Copy all of the material word for word, except for the pictures.

::: Records supplied

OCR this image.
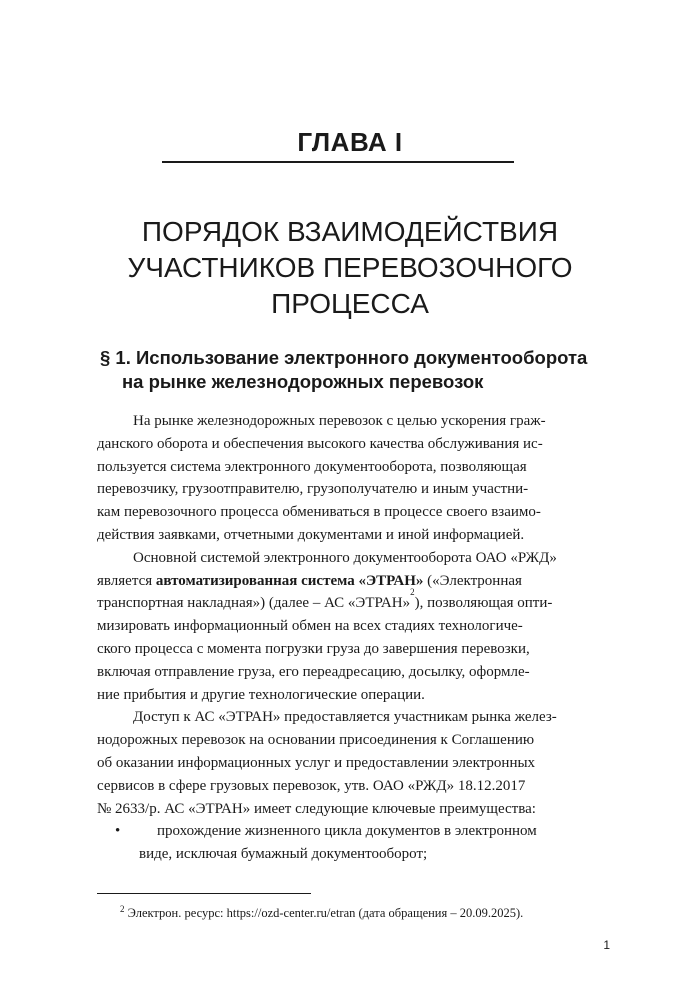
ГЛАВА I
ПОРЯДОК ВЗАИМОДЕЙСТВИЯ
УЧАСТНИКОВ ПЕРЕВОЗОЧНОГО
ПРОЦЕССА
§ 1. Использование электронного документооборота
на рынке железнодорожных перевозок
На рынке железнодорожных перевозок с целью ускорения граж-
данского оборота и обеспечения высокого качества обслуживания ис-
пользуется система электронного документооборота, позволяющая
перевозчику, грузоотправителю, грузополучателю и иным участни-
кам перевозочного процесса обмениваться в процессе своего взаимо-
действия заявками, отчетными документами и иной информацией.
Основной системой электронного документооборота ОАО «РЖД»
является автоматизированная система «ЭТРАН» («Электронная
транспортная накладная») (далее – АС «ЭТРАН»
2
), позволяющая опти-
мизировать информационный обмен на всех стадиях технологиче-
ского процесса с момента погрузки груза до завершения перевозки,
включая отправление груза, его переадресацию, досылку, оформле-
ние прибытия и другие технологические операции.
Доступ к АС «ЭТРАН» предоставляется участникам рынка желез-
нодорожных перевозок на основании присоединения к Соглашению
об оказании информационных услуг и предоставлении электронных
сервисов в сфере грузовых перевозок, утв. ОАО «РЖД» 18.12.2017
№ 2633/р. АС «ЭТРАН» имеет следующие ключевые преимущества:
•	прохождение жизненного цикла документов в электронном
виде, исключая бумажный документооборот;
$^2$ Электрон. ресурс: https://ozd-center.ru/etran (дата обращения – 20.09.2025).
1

::::::

== Full response ==
OCR this image.
ГЛАВА I
ПОРЯДОК ВЗАИМОДЕЙСТВИЯ
УЧАСТНИКОВ ПЕРЕВОЗОЧНОГО
ПРОЦЕССА
§ 1. Использование электронного документооборота
на рынке железнодорожных перевозок
На рынке железнодорожных перевозок с целью ускорения граж-
данского оборота и обеспечения высокого качества обслуживания ис-
пользуется система электронного документооборота, позволяющая
перевозчику, грузоотправителю, грузополучателю и иным участни-
кам перевозочного процесса обмениваться в процессе своего взаимо-
действия заявками, отчетными документами и иной информацией.
Основной системой электронного документооборота ОАО «РЖД»
является автоматизированная система «ЭТРАН» («Электронная
транспортная накладная») (далее – АС «ЭТРАН»
2
), позволяющая опти-
мизировать информационный обмен на всех стадиях технологиче-
ского процесса с момента погрузки груза до завершения перевозки,
включая отправление груза, его переадресацию, досылку, оформле-
ние прибытия и другие технологические операции.
Доступ к АС «ЭТРАН» предоставляется участникам рынка желез-
нодорожных перевозок на основании присоединения к Соглашению
об оказании информационных услуг и предоставлении электронных
сервисов в сфере грузовых перевозок, утв. ОАО «РЖД» 18.12.2017
№ 2633/р. АС «ЭТРАН» имеет следующие ключевые преимущества:
•	прохождение жизненного цикла документов в электронном
виде, исключая бумажный документооборот;
$^2$ Электрон. ресурс: https://ozd-center.ru/etran (дата обращения – 20.09.2025).
1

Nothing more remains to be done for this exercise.